*EXERCISE DIRECTIONS*.
Quote the full listing word for word.

- - -

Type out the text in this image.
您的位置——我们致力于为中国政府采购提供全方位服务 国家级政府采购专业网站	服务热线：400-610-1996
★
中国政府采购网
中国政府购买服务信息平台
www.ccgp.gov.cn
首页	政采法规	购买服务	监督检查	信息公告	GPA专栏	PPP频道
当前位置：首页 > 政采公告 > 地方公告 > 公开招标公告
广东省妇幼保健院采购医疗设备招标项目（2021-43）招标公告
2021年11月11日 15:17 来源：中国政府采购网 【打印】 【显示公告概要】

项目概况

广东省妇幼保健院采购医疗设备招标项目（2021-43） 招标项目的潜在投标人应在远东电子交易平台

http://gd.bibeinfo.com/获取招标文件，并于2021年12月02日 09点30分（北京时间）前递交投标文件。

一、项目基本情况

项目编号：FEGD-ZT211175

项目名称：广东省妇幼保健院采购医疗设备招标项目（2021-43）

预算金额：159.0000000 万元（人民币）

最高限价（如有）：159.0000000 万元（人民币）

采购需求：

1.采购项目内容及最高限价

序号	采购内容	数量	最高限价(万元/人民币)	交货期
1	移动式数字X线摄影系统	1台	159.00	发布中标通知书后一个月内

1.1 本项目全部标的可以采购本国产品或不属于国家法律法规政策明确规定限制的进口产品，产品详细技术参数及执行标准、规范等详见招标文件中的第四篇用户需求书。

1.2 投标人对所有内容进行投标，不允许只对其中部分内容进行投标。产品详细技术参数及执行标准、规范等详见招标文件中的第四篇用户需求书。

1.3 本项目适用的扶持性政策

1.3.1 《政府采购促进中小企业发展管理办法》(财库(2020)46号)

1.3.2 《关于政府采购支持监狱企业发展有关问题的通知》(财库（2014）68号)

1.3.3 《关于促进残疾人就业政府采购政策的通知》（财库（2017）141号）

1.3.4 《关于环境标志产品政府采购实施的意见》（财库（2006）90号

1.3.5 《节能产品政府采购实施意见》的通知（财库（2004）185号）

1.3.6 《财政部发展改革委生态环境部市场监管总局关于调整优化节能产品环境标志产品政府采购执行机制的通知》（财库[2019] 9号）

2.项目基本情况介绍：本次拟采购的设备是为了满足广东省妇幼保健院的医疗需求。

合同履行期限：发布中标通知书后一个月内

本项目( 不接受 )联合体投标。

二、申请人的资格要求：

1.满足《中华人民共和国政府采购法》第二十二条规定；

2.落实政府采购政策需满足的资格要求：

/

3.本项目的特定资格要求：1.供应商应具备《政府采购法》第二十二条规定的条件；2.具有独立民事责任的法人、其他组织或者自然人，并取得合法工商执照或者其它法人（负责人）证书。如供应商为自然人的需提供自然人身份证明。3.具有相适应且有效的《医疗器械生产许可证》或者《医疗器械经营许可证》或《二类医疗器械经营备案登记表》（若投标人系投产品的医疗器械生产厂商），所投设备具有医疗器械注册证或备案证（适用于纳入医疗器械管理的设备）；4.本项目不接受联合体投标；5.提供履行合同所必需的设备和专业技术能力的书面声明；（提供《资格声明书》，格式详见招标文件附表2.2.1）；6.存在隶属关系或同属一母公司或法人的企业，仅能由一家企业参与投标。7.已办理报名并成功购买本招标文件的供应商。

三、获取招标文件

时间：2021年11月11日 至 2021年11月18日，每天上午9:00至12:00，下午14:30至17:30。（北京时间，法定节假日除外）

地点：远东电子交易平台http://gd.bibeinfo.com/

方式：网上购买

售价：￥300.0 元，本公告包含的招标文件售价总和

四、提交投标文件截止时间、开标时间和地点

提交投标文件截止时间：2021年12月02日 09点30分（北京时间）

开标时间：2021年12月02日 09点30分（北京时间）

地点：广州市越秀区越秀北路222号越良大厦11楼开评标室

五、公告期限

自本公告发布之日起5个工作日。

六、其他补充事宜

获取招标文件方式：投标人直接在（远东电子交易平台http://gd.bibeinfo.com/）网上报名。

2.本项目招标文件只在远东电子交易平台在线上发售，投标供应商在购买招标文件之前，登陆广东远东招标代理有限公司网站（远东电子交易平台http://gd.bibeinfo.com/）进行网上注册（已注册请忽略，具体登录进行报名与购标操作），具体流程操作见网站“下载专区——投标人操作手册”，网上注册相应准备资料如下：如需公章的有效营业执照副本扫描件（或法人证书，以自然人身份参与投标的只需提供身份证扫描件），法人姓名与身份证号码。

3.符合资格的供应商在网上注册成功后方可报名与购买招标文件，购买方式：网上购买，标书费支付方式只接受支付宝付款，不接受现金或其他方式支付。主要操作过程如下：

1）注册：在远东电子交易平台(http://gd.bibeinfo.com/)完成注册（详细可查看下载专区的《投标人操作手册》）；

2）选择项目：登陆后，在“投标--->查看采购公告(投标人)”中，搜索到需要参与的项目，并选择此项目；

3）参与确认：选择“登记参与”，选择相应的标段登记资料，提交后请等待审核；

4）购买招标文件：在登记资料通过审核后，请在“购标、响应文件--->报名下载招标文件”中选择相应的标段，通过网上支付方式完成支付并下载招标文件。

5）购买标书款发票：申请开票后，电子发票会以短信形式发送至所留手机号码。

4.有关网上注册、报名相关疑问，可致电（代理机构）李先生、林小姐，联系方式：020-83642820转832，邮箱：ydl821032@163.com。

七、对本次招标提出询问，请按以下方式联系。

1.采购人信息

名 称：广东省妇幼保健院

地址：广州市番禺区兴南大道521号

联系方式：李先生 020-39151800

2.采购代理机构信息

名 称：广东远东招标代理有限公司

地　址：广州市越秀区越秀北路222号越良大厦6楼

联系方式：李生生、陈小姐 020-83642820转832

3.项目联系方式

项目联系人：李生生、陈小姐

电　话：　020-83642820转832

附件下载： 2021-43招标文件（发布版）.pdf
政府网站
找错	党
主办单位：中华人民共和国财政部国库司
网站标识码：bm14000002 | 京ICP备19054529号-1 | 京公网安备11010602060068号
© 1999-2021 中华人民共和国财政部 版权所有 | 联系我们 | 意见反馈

- - -

*ANSWER TO THE EXERCISE*.
Type out the text in this image.
您的位置——我们致力于为中国政府采购提供全方位服务 国家级政府采购专业网站	服务热线：400-610-1996
★
中国政府采购网
中国政府购买服务信息平台
www.ccgp.gov.cn
首页	政采法规	购买服务	监督检查	信息公告	GPA专栏	PPP频道
当前位置：首页 > 政采公告 > 地方公告 > 公开招标公告
广东省妇幼保健院采购医疗设备招标项目（2021-43）招标公告
2021年11月11日 15:17 来源：中国政府采购网 【打印】 【显示公告概要】

项目概况

广东省妇幼保健院采购医疗设备招标项目（2021-43） 招标项目的潜在投标人应在远东电子交易平台

http://gd.bibeinfo.com/获取招标文件，并于2021年12月02日 09点30分（北京时间）前递交投标文件。

一、项目基本情况

项目编号：FEGD-ZT211175

项目名称：广东省妇幼保健院采购医疗设备招标项目（2021-43）

预算金额：159.0000000 万元（人民币）

最高限价（如有）：159.0000000 万元（人民币）

采购需求：

1.采购项目内容及最高限价

序号	采购内容	数量	最高限价(万元/人民币)	交货期
1	移动式数字X线摄影系统	1台	159.00	发布中标通知书后一个月内

1.1 本项目全部标的可以采购本国产品或不属于国家法律法规政策明确规定限制的进口产品，产品详细技术参数及执行标准、规范等详见招标文件中的第四篇用户需求书。

1.2 投标人对所有内容进行投标，不允许只对其中部分内容进行投标。产品详细技术参数及执行标准、规范等详见招标文件中的第四篇用户需求书。

1.3 本项目适用的扶持性政策

1.3.1 《政府采购促进中小企业发展管理办法》(财库(2020)46号)

1.3.2 《关于政府采购支持监狱企业发展有关问题的通知》(财库（2014）68号)

1.3.3 《关于促进残疾人就业政府采购政策的通知》（财库（2017）141号）

1.3.4 《关于环境标志产品政府采购实施的意见》（财库（2006）90号

1.3.5 《节能产品政府采购实施意见》的通知（财库（2004）185号）

1.3.6 《财政部发展改革委生态环境部市场监管总局关于调整优化节能产品环境标志产品政府采购执行机制的通知》（财库[2019] 9号）

2.项目基本情况介绍：本次拟采购的设备是为了满足广东省妇幼保健院的医疗需求。

合同履行期限：发布中标通知书后一个月内

本项目( 不接受 )联合体投标。

二、申请人的资格要求：

1.满足《中华人民共和国政府采购法》第二十二条规定；

2.落实政府采购政策需满足的资格要求：

/

3.本项目的特定资格要求：1.供应商应具备《政府采购法》第二十二条规定的条件；2.具有独立民事责任的法人、其他组织或者自然人，并取得合法工商执照或者其它法人（负责人）证书。如供应商为自然人的需提供自然人身份证明。3.具有相适应且有效的《医疗器械生产许可证》或者《医疗器械经营许可证》或《二类医疗器械经营备案登记表》（若投标人系投产品的医疗器械生产厂商），所投设备具有医疗器械注册证或备案证（适用于纳入医疗器械管理的设备）；4.本项目不接受联合体投标；5.提供履行合同所必需的设备和专业技术能力的书面声明；（提供《资格声明书》，格式详见招标文件附表2.2.1）；6.存在隶属关系或同属一母公司或法人的企业，仅能由一家企业参与投标。7.已办理报名并成功购买本招标文件的供应商。

三、获取招标文件

时间：2021年11月11日 至 2021年11月18日，每天上午9:00至12:00，下午14:30至17:30。（北京时间，法定节假日除外）

地点：远东电子交易平台http://gd.bibeinfo.com/

方式：网上购买

售价：￥300.0 元，本公告包含的招标文件售价总和

四、提交投标文件截止时间、开标时间和地点

提交投标文件截止时间：2021年12月02日 09点30分（北京时间）

开标时间：2021年12月02日 09点30分（北京时间）

地点：广州市越秀区越秀北路222号越良大厦11楼开评标室

五、公告期限

自本公告发布之日起5个工作日。

六、其他补充事宜

获取招标文件方式：投标人直接在（远东电子交易平台http://gd.bibeinfo.com/）网上报名。

2.本项目招标文件只在远东电子交易平台在线上发售，投标供应商在购买招标文件之前，登陆广东远东招标代理有限公司网站（远东电子交易平台http://gd.bibeinfo.com/）进行网上注册（已注册请忽略，具体登录进行报名与购标操作），具体流程操作见网站“下载专区——投标人操作手册”，网上注册相应准备资料如下：如需公章的有效营业执照副本扫描件（或法人证书，以自然人身份参与投标的只需提供身份证扫描件），法人姓名与身份证号码。

3.符合资格的供应商在网上注册成功后方可报名与购买招标文件，购买方式：网上购买，标书费支付方式只接受支付宝付款，不接受现金或其他方式支付。主要操作过程如下：

1）注册：在远东电子交易平台(http://gd.bibeinfo.com/)完成注册（详细可查看下载专区的《投标人操作手册》）；

2）选择项目：登陆后，在“投标--->查看采购公告(投标人)”中，搜索到需要参与的项目，并选择此项目；

3）参与确认：选择“登记参与”，选择相应的标段登记资料，提交后请等待审核；

4）购买招标文件：在登记资料通过审核后，请在“购标、响应文件--->报名下载招标文件”中选择相应的标段，通过网上支付方式完成支付并下载招标文件。

5）购买标书款发票：申请开票后，电子发票会以短信形式发送至所留手机号码。

4.有关网上注册、报名相关疑问，可致电（代理机构）李先生、林小姐，联系方式：020-83642820转832，邮箱：ydl821032@163.com。

七、对本次招标提出询问，请按以下方式联系。

1.采购人信息

名 称：广东省妇幼保健院

地址：广州市番禺区兴南大道521号

联系方式：李先生 020-39151800

2.采购代理机构信息

名 称：广东远东招标代理有限公司

地　址：广州市越秀区越秀北路222号越良大厦6楼

联系方式：李生生、陈小姐 020-83642820转832

3.项目联系方式

项目联系人：李生生、陈小姐

电　话：　020-83642820转832

附件下载： 2021-43招标文件（发布版）.pdf
政府网站
找错	党
主办单位：中华人民共和国财政部国库司
网站标识码：bm14000002 | 京ICP备19054529号-1 | 京公网安备11010602060068号
© 1999-2021 中华人民共和国财政部 版权所有 | 联系我们 | 意见反馈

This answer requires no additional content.